## Data to use
########################################

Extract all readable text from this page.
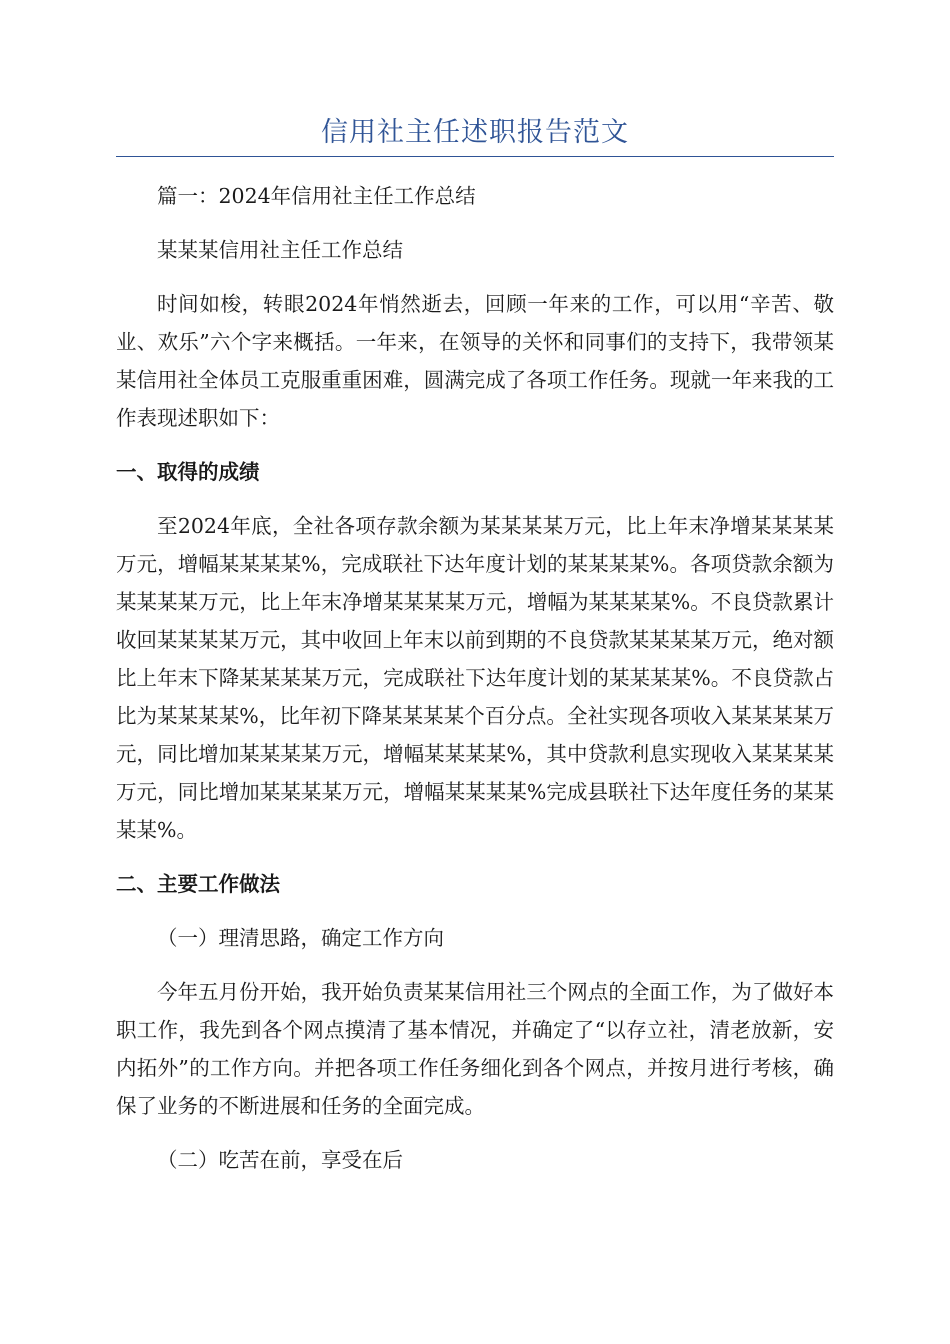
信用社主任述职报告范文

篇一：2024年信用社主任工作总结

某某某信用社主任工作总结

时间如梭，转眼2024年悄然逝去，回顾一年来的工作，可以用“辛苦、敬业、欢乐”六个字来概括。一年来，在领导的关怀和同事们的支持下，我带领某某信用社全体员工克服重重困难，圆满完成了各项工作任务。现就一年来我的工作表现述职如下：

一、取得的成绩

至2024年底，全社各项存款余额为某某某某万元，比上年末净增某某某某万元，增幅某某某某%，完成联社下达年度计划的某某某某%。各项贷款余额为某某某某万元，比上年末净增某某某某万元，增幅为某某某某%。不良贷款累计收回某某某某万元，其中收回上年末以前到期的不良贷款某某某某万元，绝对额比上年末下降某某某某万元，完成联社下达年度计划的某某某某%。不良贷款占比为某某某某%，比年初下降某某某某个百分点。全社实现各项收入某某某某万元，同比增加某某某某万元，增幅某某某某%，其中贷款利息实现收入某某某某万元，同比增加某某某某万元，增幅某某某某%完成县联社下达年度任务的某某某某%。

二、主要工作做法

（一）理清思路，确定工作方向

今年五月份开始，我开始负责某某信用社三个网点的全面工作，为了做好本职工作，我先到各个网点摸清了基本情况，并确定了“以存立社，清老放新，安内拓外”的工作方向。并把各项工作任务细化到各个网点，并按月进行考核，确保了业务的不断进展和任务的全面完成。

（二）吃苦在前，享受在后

########################################

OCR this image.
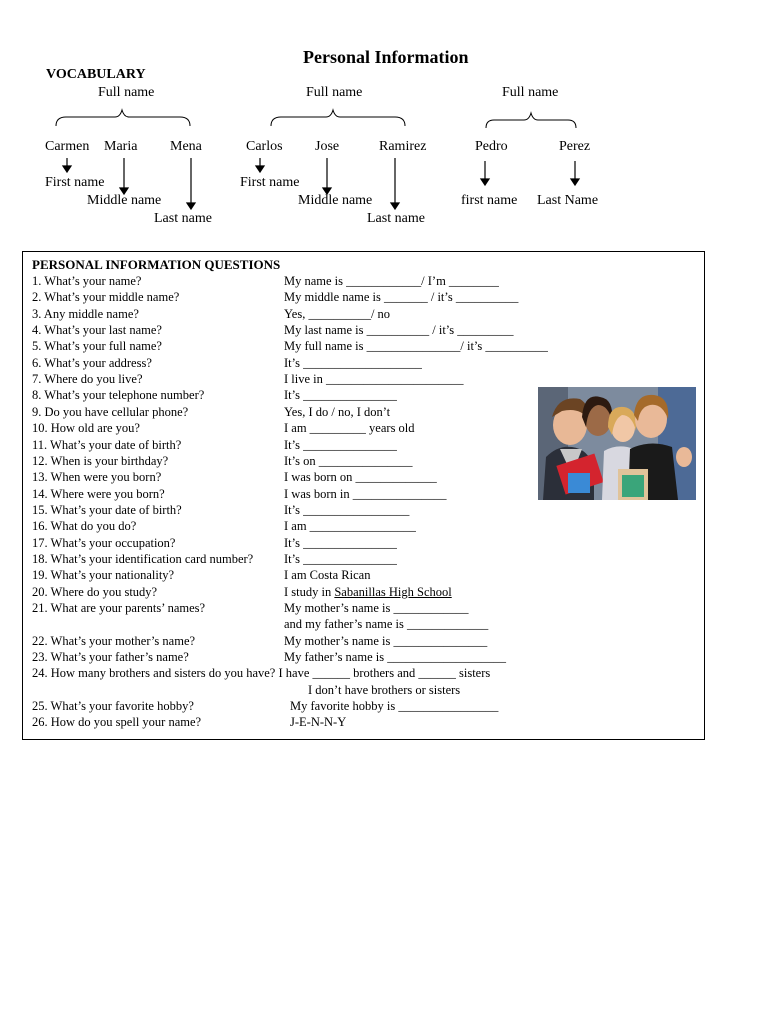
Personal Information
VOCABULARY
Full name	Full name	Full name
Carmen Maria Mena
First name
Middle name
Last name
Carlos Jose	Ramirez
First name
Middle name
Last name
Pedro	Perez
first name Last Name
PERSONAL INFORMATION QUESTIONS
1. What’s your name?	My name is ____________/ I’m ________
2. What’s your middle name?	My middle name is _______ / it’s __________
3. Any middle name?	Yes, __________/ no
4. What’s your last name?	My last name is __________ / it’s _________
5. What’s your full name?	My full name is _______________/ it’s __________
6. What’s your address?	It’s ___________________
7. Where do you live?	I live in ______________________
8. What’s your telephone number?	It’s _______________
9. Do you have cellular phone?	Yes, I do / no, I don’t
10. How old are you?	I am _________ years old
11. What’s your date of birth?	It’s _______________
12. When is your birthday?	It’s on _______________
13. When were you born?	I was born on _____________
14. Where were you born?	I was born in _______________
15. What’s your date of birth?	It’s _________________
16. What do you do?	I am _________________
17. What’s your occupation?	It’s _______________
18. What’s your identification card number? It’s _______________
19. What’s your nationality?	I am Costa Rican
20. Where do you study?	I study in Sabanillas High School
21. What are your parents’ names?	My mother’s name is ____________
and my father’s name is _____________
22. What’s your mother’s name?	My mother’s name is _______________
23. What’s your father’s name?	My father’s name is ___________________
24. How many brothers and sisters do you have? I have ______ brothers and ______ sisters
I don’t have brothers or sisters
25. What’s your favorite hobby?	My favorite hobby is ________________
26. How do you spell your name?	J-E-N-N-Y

########################################

Copy every line of the records above that contains "sisters".

## Solution to the problem
24. How many brothers and sisters do you have? I have ______ brothers and ______ sisters
I don’t have brothers or sisters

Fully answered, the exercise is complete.